DIRECTIVE
Write out the material again exactly, please, and omit the pictures.

Extracted data entries:
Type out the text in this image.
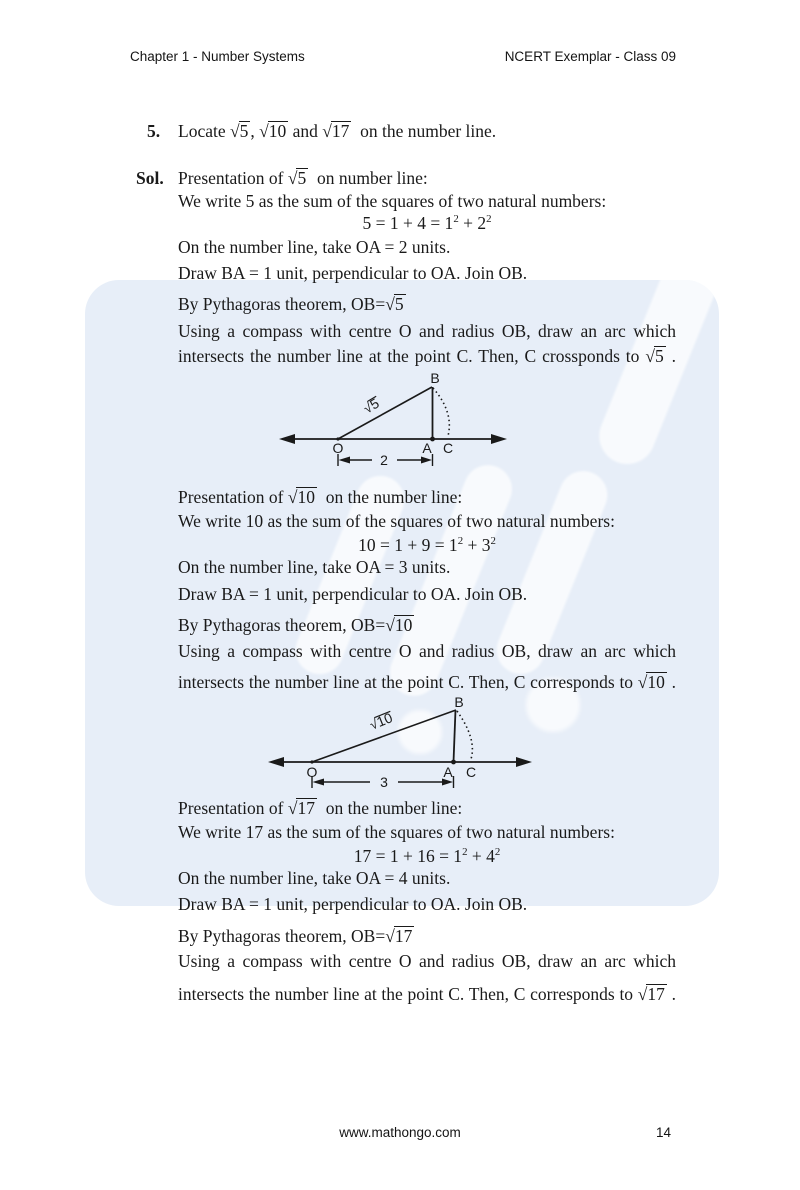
Chapter 1 - Number Systems	NCERT Exemplar - Class 09
5. Locate √5 , √10 and √17 on the number line.
Sol. Presentation of √5 on number line:
We write 5 as the sum of the squares of two natural numbers:
$5 = 1 + 4 = 1^2 + 2^2$
On the number line, take OA = 2 units.
Draw BA = 1 unit, perpendicular to OA. Join OB.
By Pythagoras theorem, OB=√5
Using a compass with centre O and radius OB, draw an arc which
intersects the number line at the point C. Then, C crossponds to √5 .
B
O	A C
√5
2
Presentation of √10 on the number line:
We write 10 as the sum of the squares of two natural numbers:
$10 = 1 + 9 = 1^2 + 3^2$
On the number line, take OA = 3 units.
Draw BA = 1 unit, perpendicular to OA. Join OB.
By Pythagoras theorem, OB=√10
Using a compass with centre O and radius OB, draw an arc which
intersects the number line at the point C. Then, C corresponds to √10 .
B
O	A C
√10
3
Presentation of √17 on the number line:
We write 17 as the sum of the squares of two natural numbers:
$17 = 1 + 16 = 1^2 + 4^2$
On the number line, take OA = 4 units.
Draw BA = 1 unit, perpendicular to OA. Join OB.
By Pythagoras theorem, OB=√17
Using a compass with centre O and radius OB, draw an arc which
intersects the number line at the point C. Then, C corresponds to √17 .
www.mathongo.com	14
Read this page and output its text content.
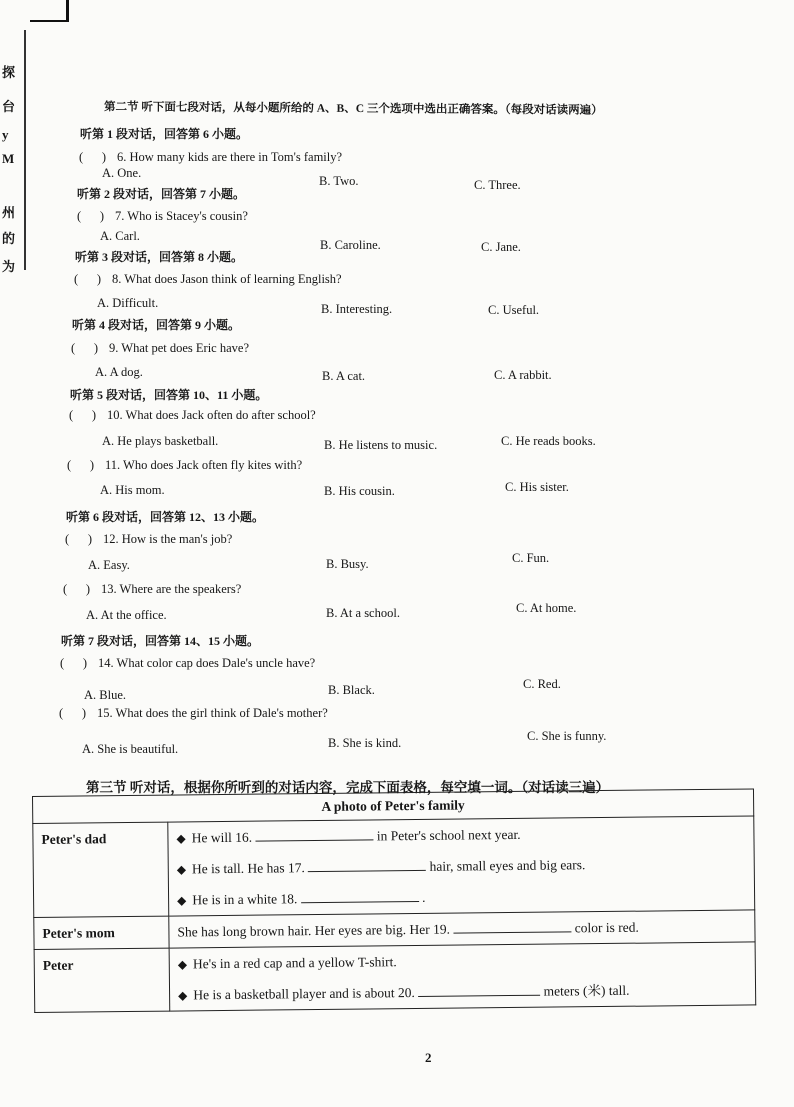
探
台
y
M
州
的
为
第二节 听下面七段对话，从每小题所给的 A、B、C 三个选项中选出正确答案。（每段对话读两遍）
听第 1 段对话，回答第 6 小题。
(      ) 6. How many kids are there in Tom's family?
A. One.
B. Two.	C. Three.
听第 2 段对话，回答第 7 小题。
(      ) 7. Who is Stacey's cousin?
A. Carl.
B. Caroline.	C. Jane.
听第 3 段对话，回答第 8 小题。
(      ) 8. What does Jason think of learning English?
A. Difficult.	B. Interesting.	C. Useful.
听第 4 段对话，回答第 9 小题。
(      ) 9. What pet does Eric have?
A. A dog.	B. A cat.	C. A rabbit.
听第 5 段对话，回答第 10、11 小题。
(      ) 10. What does Jack often do after school?
A. He plays basketball.	B. He listens to music.	C. He reads books.
(      ) 11. Who does Jack often fly kites with?
A. His mom.	B. His cousin.	C. His sister.
听第 6 段对话，回答第 12、13 小题。
(      ) 12. How is the man's job?
A. Easy.	B. Busy.	C. Fun.
(      ) 13. Where are the speakers?
A. At the office.	B. At a school.	C. At home.
听第 7 段对话，回答第 14、15 小题。
(      ) 14. What color cap does Dale's uncle have?
A. Blue.	B. Black.	C. Red.
(      ) 15. What does the girl think of Dale's mother?
A. She is beautiful.	B. She is kind.	C. She is funny.
第三节 听对话，根据你所听到的对话内容，完成下面表格，每空填一词。（对话读三遍）
A photo of Peter's family	
Peter's dad	◆ He will 16. in Peter's school next year.

◆ He is tall. He has 17. hair, small eyes and big ears.

◆ He is in a white 18. .

Peter's mom	She has long brown hair. Her eyes are big. Her 19. color is red.

Peter	◆ He's in a red cap and a yellow T-shirt.

◆ He is a basketball player and is about 20. meters (米) tall.

2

RESPONSE TO THIS EXERCISE
Type out the text in this image.
Chapter 1 - Number Systems	NCERT Exemplar - Class 09
5. Locate √5 , √10 and √17 on the number line.
Sol. Presentation of √5 on number line:
We write 5 as the sum of the squares of two natural numbers:
$5 = 1 + 4 = 1^2 + 2^2$
On the number line, take OA = 2 units.
Draw BA = 1 unit, perpendicular to OA. Join OB.
By Pythagoras theorem, OB=√5
Using a compass with centre O and radius OB, draw an arc which
intersects the number line at the point C. Then, C crossponds to √5 .
B
O	A C
√5
2
Presentation of √10 on the number line:
We write 10 as the sum of the squares of two natural numbers:
$10 = 1 + 9 = 1^2 + 3^2$
On the number line, take OA = 3 units.
Draw BA = 1 unit, perpendicular to OA. Join OB.
By Pythagoras theorem, OB=√10
Using a compass with centre O and radius OB, draw an arc which
intersects the number line at the point C. Then, C corresponds to √10 .
B
O	A C
√10
3
Presentation of √17 on the number line:
We write 17 as the sum of the squares of two natural numbers:
$17 = 1 + 16 = 1^2 + 4^2$
On the number line, take OA = 4 units.
Draw BA = 1 unit, perpendicular to OA. Join OB.
By Pythagoras theorem, OB=√17
Using a compass with centre O and radius OB, draw an arc which
intersects the number line at the point C. Then, C corresponds to √17 .
www.mathongo.com	14
Read this page and output its text content.
探
台
y
M
州
的
为
第二节 听下面七段对话，从每小题所给的 A、B、C 三个选项中选出正确答案。（每段对话读两遍）
听第 1 段对话，回答第 6 小题。
(      ) 6. How many kids are there in Tom's family?
A. One.
B. Two.	C. Three.
听第 2 段对话，回答第 7 小题。
(      ) 7. Who is Stacey's cousin?
A. Carl.
B. Caroline.	C. Jane.
听第 3 段对话，回答第 8 小题。
(      ) 8. What does Jason think of learning English?
A. Difficult.	B. Interesting.	C. Useful.
听第 4 段对话，回答第 9 小题。
(      ) 9. What pet does Eric have?
A. A dog.	B. A cat.	C. A rabbit.
听第 5 段对话，回答第 10、11 小题。
(      ) 10. What does Jack often do after school?
A. He plays basketball.	B. He listens to music.	C. He reads books.
(      ) 11. Who does Jack often fly kites with?
A. His mom.	B. His cousin.	C. His sister.
听第 6 段对话，回答第 12、13 小题。
(      ) 12. How is the man's job?
A. Easy.	B. Busy.	C. Fun.
(      ) 13. Where are the speakers?
A. At the office.	B. At a school.	C. At home.
听第 7 段对话，回答第 14、15 小题。
(      ) 14. What color cap does Dale's uncle have?
A. Blue.	B. Black.	C. Red.
(      ) 15. What does the girl think of Dale's mother?
A. She is beautiful.	B. She is kind.	C. She is funny.
第三节 听对话，根据你所听到的对话内容，完成下面表格，每空填一词。（对话读三遍）
A photo of Peter's family	
Peter's dad	◆ He will 16. in Peter's school next year.

◆ He is tall. He has 17. hair, small eyes and big ears.

◆ He is in a white 18. .

Peter's mom	She has long brown hair. Her eyes are big. Her 19. color is red.

Peter	◆ He's in a red cap and a yellow T-shirt.

◆ He is a basketball player and is about 20. meters (米) tall.

2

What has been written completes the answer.